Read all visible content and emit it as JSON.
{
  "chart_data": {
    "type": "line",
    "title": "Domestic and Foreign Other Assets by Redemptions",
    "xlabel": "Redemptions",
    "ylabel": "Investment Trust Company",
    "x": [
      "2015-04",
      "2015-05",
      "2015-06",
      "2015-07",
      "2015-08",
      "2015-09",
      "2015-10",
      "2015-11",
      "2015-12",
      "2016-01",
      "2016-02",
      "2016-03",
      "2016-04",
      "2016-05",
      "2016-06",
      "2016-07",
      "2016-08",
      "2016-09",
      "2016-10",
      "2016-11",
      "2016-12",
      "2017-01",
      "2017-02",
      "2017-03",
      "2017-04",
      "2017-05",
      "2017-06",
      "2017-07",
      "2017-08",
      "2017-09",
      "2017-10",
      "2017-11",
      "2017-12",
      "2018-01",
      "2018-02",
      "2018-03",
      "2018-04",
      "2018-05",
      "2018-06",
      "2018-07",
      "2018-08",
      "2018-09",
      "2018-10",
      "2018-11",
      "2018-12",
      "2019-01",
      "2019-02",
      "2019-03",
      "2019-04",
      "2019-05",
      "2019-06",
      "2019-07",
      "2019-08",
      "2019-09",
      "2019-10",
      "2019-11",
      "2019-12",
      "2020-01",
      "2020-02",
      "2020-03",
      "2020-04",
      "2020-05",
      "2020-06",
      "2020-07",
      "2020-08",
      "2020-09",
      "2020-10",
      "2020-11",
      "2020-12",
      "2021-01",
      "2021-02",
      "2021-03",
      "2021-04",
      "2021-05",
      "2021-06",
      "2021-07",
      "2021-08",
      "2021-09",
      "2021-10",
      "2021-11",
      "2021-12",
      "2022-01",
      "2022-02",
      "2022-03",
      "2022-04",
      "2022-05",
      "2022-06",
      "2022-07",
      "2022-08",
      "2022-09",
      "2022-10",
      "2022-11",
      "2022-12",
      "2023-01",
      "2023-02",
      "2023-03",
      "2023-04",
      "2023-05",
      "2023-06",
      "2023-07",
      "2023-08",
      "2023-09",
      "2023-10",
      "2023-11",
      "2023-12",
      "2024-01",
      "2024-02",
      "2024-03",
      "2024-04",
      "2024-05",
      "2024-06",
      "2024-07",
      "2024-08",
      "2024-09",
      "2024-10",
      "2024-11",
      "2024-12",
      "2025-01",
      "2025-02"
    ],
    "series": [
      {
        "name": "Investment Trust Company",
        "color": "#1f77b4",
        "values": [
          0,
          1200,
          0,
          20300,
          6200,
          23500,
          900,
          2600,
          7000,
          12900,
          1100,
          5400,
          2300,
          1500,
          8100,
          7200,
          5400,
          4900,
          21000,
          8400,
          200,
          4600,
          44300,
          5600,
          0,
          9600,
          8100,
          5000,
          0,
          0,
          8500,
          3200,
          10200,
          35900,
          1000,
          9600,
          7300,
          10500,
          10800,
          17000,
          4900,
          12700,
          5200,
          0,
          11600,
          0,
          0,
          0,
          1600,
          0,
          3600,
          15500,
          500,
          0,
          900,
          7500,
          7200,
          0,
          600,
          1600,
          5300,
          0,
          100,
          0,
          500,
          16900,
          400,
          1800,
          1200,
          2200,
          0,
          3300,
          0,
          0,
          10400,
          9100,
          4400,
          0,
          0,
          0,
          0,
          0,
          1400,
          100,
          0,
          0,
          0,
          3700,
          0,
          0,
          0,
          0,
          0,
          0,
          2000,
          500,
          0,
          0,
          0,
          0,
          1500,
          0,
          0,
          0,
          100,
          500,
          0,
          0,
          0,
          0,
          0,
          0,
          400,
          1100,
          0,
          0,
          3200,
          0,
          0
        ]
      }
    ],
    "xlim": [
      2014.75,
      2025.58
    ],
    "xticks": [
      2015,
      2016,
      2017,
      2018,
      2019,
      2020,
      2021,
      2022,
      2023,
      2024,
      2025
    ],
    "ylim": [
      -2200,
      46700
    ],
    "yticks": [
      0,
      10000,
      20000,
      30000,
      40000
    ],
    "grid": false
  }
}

++++++

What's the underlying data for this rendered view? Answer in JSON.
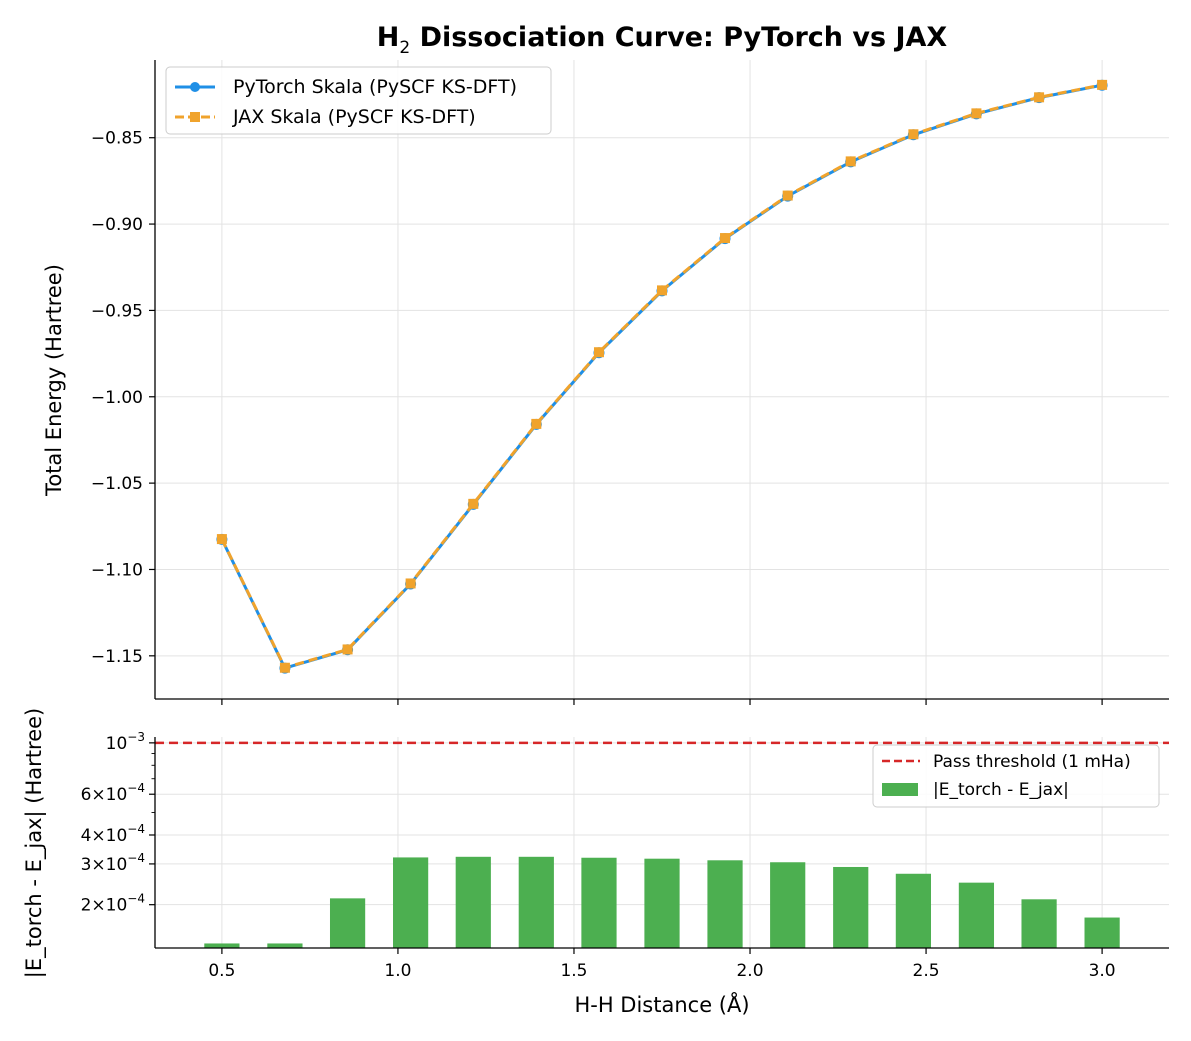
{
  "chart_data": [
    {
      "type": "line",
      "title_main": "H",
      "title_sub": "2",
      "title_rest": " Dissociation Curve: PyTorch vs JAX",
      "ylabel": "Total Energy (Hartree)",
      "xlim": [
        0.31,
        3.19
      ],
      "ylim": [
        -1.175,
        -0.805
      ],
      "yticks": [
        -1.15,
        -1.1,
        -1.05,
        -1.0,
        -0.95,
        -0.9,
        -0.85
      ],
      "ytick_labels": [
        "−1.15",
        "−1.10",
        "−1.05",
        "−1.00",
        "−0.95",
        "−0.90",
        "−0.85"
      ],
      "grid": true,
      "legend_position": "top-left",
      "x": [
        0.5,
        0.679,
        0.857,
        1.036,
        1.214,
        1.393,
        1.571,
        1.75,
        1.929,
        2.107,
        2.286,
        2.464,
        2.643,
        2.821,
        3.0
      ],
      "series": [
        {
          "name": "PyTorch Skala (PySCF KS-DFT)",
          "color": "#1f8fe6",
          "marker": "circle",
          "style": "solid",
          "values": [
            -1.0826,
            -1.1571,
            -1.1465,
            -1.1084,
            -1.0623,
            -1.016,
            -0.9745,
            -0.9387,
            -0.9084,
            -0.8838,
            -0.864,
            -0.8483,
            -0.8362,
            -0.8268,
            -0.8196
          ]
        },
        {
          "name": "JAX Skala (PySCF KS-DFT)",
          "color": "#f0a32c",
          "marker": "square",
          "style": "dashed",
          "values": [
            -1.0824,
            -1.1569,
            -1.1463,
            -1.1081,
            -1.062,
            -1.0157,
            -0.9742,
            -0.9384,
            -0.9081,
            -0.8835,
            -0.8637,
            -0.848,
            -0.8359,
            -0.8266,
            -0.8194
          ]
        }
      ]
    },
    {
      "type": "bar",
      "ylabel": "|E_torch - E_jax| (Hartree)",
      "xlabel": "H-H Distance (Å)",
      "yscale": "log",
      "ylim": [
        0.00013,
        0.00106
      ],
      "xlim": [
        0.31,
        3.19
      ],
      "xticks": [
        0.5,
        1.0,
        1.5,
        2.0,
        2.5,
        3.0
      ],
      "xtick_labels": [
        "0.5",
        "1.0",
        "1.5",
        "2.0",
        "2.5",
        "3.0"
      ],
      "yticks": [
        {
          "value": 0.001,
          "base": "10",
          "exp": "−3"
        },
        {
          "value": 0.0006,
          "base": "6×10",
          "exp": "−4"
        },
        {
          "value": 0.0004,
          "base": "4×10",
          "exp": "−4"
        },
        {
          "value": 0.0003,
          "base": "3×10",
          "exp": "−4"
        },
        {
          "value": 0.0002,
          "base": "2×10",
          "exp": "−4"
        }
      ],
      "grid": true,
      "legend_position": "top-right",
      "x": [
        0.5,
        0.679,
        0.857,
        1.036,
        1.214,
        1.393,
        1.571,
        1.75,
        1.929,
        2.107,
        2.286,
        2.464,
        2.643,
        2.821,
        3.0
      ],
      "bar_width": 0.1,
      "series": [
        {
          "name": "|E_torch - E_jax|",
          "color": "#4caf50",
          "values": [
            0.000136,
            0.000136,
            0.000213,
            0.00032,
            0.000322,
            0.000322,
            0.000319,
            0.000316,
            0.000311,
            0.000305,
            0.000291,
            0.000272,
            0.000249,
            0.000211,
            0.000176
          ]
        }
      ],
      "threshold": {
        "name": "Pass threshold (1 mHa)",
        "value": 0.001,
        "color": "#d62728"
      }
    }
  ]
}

++++++

(PROBLEM STATEMENT) Count every line bearing the word "color"; report the total only.

(RESULT OF THIS EXERCISE) 5